DOCUMENT EXCERPT »
········
Legislation came into effect on 1 October 2016, which meant that offshore sellers of remote services (such as Netflix) were required to register and account for GST if they provided services to NZ consumers totalling $60,000 per year. It was estimated that this would bring in an additional $40 million per year in GST. However, it is reported that more than $162 million has been collected from over 200 registered offshore suppliers.
Currently for imported goods with a value (including duty & freight) in excess of $400 are already picked up by customs and GST charged at the border along with any customs tariffs and border security fees. This will continue. GST has always been payable on low-value goods but Customs has deemed that collection is not cost effective when the amount is $60 or less.
The new proposal covers goods with a value of $NZ400 or less. The registration rules are similar to the ones for services, but may also apply to online market places and re-deliverers as well as individual suppliers. They will need to charge GST if the destination of the goods is a delivery address in New Zealand. If enacted, the proposed effective date for the legislation is 1 October 2019.
Australia has recently enacted similar legislation with an effective date of 1 July 2018. This may affect NZ suppliers who deliver low value goods to Australian consumers.
It is not bad news for all New Zealanders. There are more than 26,000 NZ small retail businesses employing more than 62,000 people. Many are in competition with foreign firms (including large multinationals.) This is an attempt to even the playing field and support NZ business and employment. Revenue and Small Business Minister Stuart Nash stated “Small businesses such as bookshops have convincingly argued they are penalised by a system which is badly out of date. It’s particularly difficult for very small shops outside the main centres. Some Kiwi firms are doubly disadvantaged, as online retailers who sell into Australia will soon pay GST to the Australian Tax Office.” This proposal should help these small businesses to survive.
········
GIVEN INFORMATION »
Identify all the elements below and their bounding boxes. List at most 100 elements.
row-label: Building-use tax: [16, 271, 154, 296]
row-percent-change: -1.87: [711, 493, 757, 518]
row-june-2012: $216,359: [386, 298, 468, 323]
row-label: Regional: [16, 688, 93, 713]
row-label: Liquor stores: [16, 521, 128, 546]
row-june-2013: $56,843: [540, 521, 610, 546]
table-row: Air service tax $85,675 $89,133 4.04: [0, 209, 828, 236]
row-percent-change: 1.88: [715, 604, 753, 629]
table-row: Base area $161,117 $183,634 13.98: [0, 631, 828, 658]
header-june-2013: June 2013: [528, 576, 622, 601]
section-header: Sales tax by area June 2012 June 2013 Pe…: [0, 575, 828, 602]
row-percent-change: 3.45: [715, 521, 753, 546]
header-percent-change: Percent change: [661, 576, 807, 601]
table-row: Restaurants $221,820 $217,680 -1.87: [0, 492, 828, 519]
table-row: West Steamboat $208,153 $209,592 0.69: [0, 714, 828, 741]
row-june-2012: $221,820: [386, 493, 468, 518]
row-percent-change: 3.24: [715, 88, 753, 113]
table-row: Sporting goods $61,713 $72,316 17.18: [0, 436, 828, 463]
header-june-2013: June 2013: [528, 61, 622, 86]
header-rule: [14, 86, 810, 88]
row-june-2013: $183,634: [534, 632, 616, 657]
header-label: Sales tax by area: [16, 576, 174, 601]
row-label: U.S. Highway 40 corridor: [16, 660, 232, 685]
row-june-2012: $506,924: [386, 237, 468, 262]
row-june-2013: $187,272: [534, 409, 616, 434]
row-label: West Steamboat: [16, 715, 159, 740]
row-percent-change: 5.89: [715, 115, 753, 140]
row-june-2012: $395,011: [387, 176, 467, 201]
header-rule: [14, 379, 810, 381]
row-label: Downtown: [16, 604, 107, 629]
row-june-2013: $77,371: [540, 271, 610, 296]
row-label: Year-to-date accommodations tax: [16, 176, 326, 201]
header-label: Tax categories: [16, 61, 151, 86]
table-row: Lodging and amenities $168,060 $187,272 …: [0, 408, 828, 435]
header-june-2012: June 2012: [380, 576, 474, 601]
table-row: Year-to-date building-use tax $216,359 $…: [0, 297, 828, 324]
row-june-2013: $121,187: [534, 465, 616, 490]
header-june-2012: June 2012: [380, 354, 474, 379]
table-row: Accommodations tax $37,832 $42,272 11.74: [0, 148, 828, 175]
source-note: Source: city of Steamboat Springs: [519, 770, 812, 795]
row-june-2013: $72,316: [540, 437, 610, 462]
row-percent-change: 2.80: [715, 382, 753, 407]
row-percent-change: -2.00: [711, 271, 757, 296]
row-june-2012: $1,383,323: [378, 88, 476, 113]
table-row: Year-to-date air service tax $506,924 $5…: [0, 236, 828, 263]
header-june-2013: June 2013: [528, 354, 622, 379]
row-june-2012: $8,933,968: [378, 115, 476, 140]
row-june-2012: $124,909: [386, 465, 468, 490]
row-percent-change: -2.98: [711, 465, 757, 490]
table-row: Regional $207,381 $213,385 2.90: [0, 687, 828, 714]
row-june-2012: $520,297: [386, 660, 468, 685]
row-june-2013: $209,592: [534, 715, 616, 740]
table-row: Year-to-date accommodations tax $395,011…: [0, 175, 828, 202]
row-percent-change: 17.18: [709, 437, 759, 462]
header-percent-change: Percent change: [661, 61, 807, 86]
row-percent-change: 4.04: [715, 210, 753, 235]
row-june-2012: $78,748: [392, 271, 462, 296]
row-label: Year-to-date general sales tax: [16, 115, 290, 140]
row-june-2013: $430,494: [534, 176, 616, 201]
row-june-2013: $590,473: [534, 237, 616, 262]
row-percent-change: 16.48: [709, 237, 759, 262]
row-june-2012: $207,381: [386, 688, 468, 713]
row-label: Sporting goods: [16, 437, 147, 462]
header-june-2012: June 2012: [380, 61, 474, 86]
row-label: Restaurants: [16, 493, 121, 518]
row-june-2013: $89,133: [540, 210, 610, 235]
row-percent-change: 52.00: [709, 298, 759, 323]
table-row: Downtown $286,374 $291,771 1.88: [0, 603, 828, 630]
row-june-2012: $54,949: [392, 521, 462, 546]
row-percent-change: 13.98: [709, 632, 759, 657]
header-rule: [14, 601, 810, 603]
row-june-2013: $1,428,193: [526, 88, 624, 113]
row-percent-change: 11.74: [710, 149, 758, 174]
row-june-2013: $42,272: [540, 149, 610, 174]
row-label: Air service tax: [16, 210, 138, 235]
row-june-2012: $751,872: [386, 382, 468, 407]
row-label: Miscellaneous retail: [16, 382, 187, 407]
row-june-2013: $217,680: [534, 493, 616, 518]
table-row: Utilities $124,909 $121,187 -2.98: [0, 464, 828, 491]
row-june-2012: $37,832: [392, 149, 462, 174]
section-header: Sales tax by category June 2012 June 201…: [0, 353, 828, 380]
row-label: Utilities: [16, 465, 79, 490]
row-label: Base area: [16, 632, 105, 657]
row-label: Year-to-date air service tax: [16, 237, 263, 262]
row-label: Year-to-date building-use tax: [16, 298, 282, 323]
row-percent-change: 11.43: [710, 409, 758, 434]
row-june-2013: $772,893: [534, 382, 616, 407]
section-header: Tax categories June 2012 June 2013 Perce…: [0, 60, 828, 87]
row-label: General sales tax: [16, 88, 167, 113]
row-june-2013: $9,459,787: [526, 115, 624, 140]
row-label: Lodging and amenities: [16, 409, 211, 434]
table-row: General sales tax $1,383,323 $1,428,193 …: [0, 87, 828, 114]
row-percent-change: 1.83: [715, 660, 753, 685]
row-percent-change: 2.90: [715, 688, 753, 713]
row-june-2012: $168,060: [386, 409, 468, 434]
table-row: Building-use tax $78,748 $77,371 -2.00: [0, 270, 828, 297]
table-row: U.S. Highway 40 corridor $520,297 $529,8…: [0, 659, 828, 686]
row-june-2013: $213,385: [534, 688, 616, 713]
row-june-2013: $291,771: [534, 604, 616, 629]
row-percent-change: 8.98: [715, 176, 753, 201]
········
THINGS TO DO »
a) According to the GST passage, what is the proposed effective date of the legislation for low-value goods?
b) List every full calendar date that appears in the GST passage.
c) Retype the part of the GST passage between "Currently for imported" and "is $60 or less.", inclusive.
The lines come from a different source than the GST passage.

SOLVED PROBLEMS »
a) 1 October 2019

b)
1 October 2016
1 October 2019
1 July 2018

c)
Currently for imported goods with a value (including duty & freight) in excess of $400 are already picked up by customs and GST charged at the border along with any customs tariffs and border security fees. This will continue. GST has always been payable on low-value goods but Customs has deemed that collection is not cost effective when the amount is $60 or less.